─── ENTRIES PROVIDED

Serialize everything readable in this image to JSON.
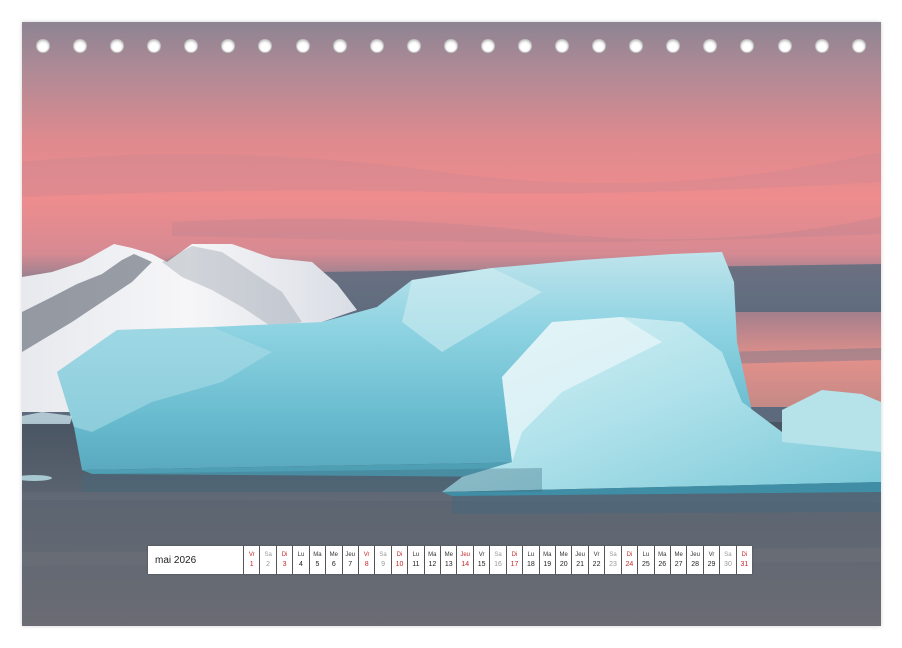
{
  "calendar": {
    "month_label": "mai 2026",
    "days": [
      {
        "name": "Vr",
        "num": "1",
        "type": "hol"
      },
      {
        "name": "Sa",
        "num": "2",
        "type": "sat"
      },
      {
        "name": "Di",
        "num": "3",
        "type": "hol"
      },
      {
        "name": "Lu",
        "num": "4",
        "type": "work"
      },
      {
        "name": "Ma",
        "num": "5",
        "type": "work"
      },
      {
        "name": "Me",
        "num": "6",
        "type": "work"
      },
      {
        "name": "Jeu",
        "num": "7",
        "type": "work"
      },
      {
        "name": "Vr",
        "num": "8",
        "type": "hol"
      },
      {
        "name": "Sa",
        "num": "9",
        "type": "sat"
      },
      {
        "name": "Di",
        "num": "10",
        "type": "hol"
      },
      {
        "name": "Lu",
        "num": "11",
        "type": "work"
      },
      {
        "name": "Ma",
        "num": "12",
        "type": "work"
      },
      {
        "name": "Me",
        "num": "13",
        "type": "work"
      },
      {
        "name": "Jeu",
        "num": "14",
        "type": "hol"
      },
      {
        "name": "Vr",
        "num": "15",
        "type": "work"
      },
      {
        "name": "Sa",
        "num": "16",
        "type": "sat"
      },
      {
        "name": "Di",
        "num": "17",
        "type": "hol"
      },
      {
        "name": "Lu",
        "num": "18",
        "type": "work"
      },
      {
        "name": "Ma",
        "num": "19",
        "type": "work"
      },
      {
        "name": "Me",
        "num": "20",
        "type": "work"
      },
      {
        "name": "Jeu",
        "num": "21",
        "type": "work"
      },
      {
        "name": "Vr",
        "num": "22",
        "type": "work"
      },
      {
        "name": "Sa",
        "num": "23",
        "type": "sat"
      },
      {
        "name": "Di",
        "num": "24",
        "type": "hol"
      },
      {
        "name": "Lu",
        "num": "25",
        "type": "work"
      },
      {
        "name": "Ma",
        "num": "26",
        "type": "work"
      },
      {
        "name": "Me",
        "num": "27",
        "type": "work"
      },
      {
        "name": "Jeu",
        "num": "28",
        "type": "work"
      },
      {
        "name": "Vr",
        "num": "29",
        "type": "work"
      },
      {
        "name": "Sa",
        "num": "30",
        "type": "sat"
      },
      {
        "name": "Di",
        "num": "31",
        "type": "hol"
      }
    ]
  },
  "colors": {
    "holiday": "#c62828",
    "saturday": "#999999",
    "text": "#222222"
  },
  "binding": {
    "hole_count": 23
  }
}
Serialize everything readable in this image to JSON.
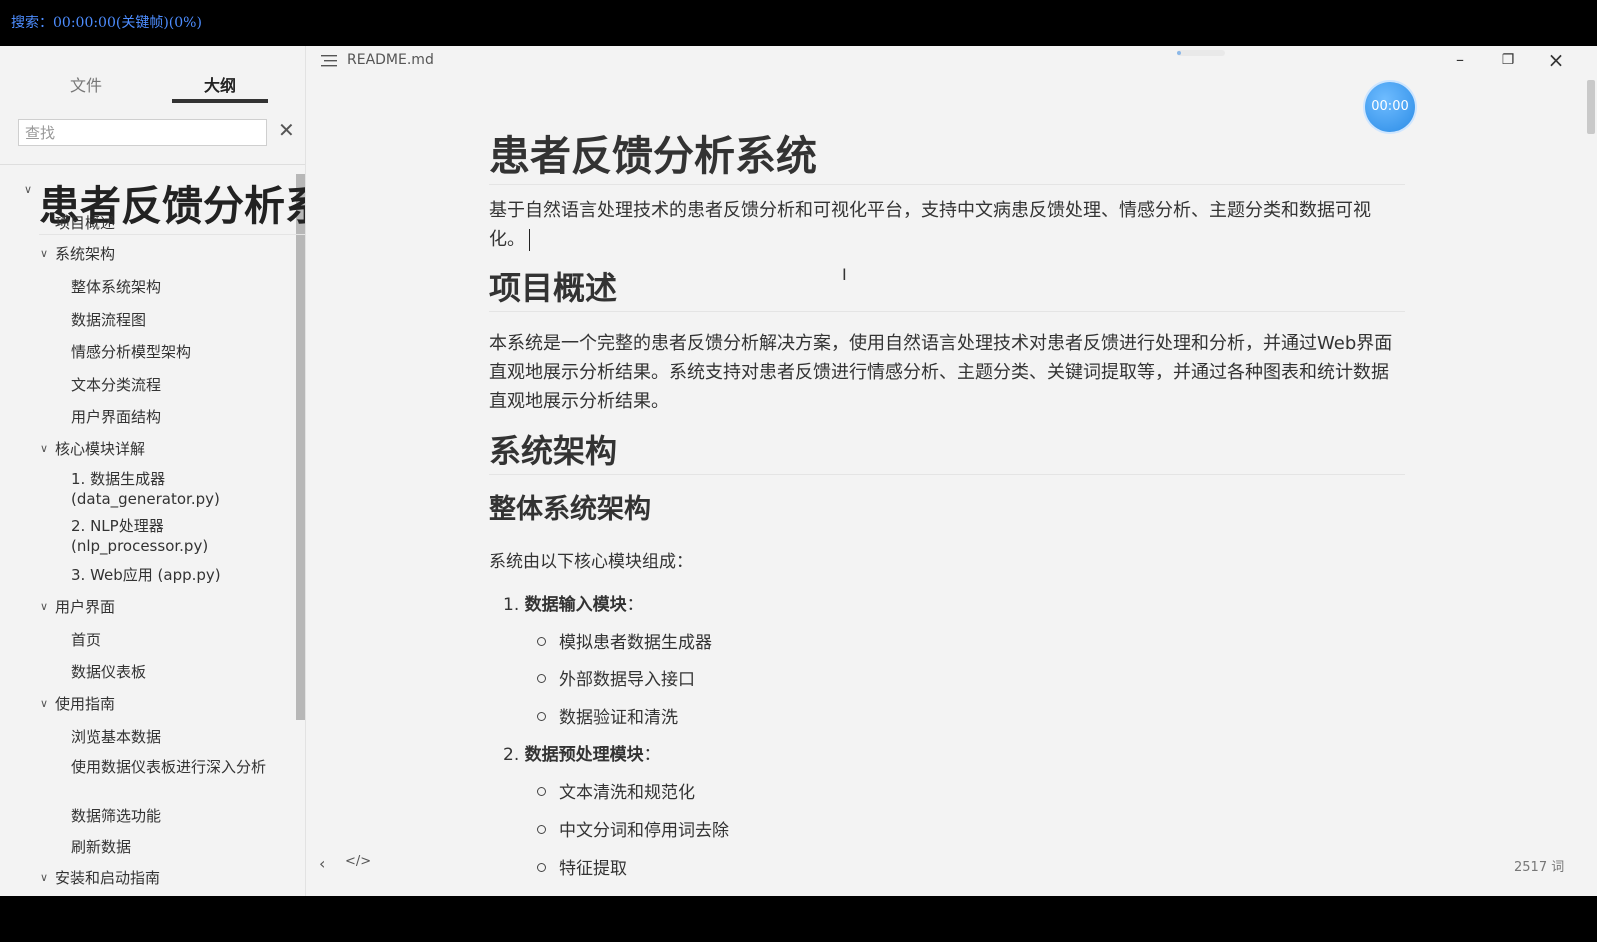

──────

• **EXERCISE PROMPT**: Print the complete listing exactly, apart from any pictures.

• **OUTPUT BELOW**:
Serialize everything readable in this image to JSON.
{
  "calendar": {
    "month_label": "mai 2026",
    "days": [
      {
        "name": "Vr",
        "num": "1",
        "type": "hol"
      },
      {
        "name": "Sa",
        "num": "2",
        "type": "sat"
      },
      {
        "name": "Di",
        "num": "3",
        "type": "hol"
      },
      {
        "name": "Lu",
        "num": "4",
        "type": "work"
      },
      {
        "name": "Ma",
        "num": "5",
        "type": "work"
      },
      {
        "name": "Me",
        "num": "6",
        "type": "work"
      },
      {
        "name": "Jeu",
        "num": "7",
        "type": "work"
      },
      {
        "name": "Vr",
        "num": "8",
        "type": "hol"
      },
      {
        "name": "Sa",
        "num": "9",
        "type": "sat"
      },
      {
        "name": "Di",
        "num": "10",
        "type": "hol"
      },
      {
        "name": "Lu",
        "num": "11",
        "type": "work"
      },
      {
        "name": "Ma",
        "num": "12",
        "type": "work"
      },
      {
        "name": "Me",
        "num": "13",
        "type": "work"
      },
      {
        "name": "Jeu",
        "num": "14",
        "type": "hol"
      },
      {
        "name": "Vr",
        "num": "15",
        "type": "work"
      },
      {
        "name": "Sa",
        "num": "16",
        "type": "sat"
      },
      {
        "name": "Di",
        "num": "17",
        "type": "hol"
      },
      {
        "name": "Lu",
        "num": "18",
        "type": "work"
      },
      {
        "name": "Ma",
        "num": "19",
        "type": "work"
      },
      {
        "name": "Me",
        "num": "20",
        "type": "work"
      },
      {
        "name": "Jeu",
        "num": "21",
        "type": "work"
      },
      {
        "name": "Vr",
        "num": "22",
        "type": "work"
      },
      {
        "name": "Sa",
        "num": "23",
        "type": "sat"
      },
      {
        "name": "Di",
        "num": "24",
        "type": "hol"
      },
      {
        "name": "Lu",
        "num": "25",
        "type": "work"
      },
      {
        "name": "Ma",
        "num": "26",
        "type": "work"
      },
      {
        "name": "Me",
        "num": "27",
        "type": "work"
      },
      {
        "name": "Jeu",
        "num": "28",
        "type": "work"
      },
      {
        "name": "Vr",
        "num": "29",
        "type": "work"
      },
      {
        "name": "Sa",
        "num": "30",
        "type": "sat"
      },
      {
        "name": "Di",
        "num": "31",
        "type": "hol"
      }
    ]
  },
  "colors": {
    "holiday": "#c62828",
    "saturday": "#999999",
    "text": "#222222"
  },
  "binding": {
    "hole_count": 23
  }
}
Serialize everything readable in this image to JSON.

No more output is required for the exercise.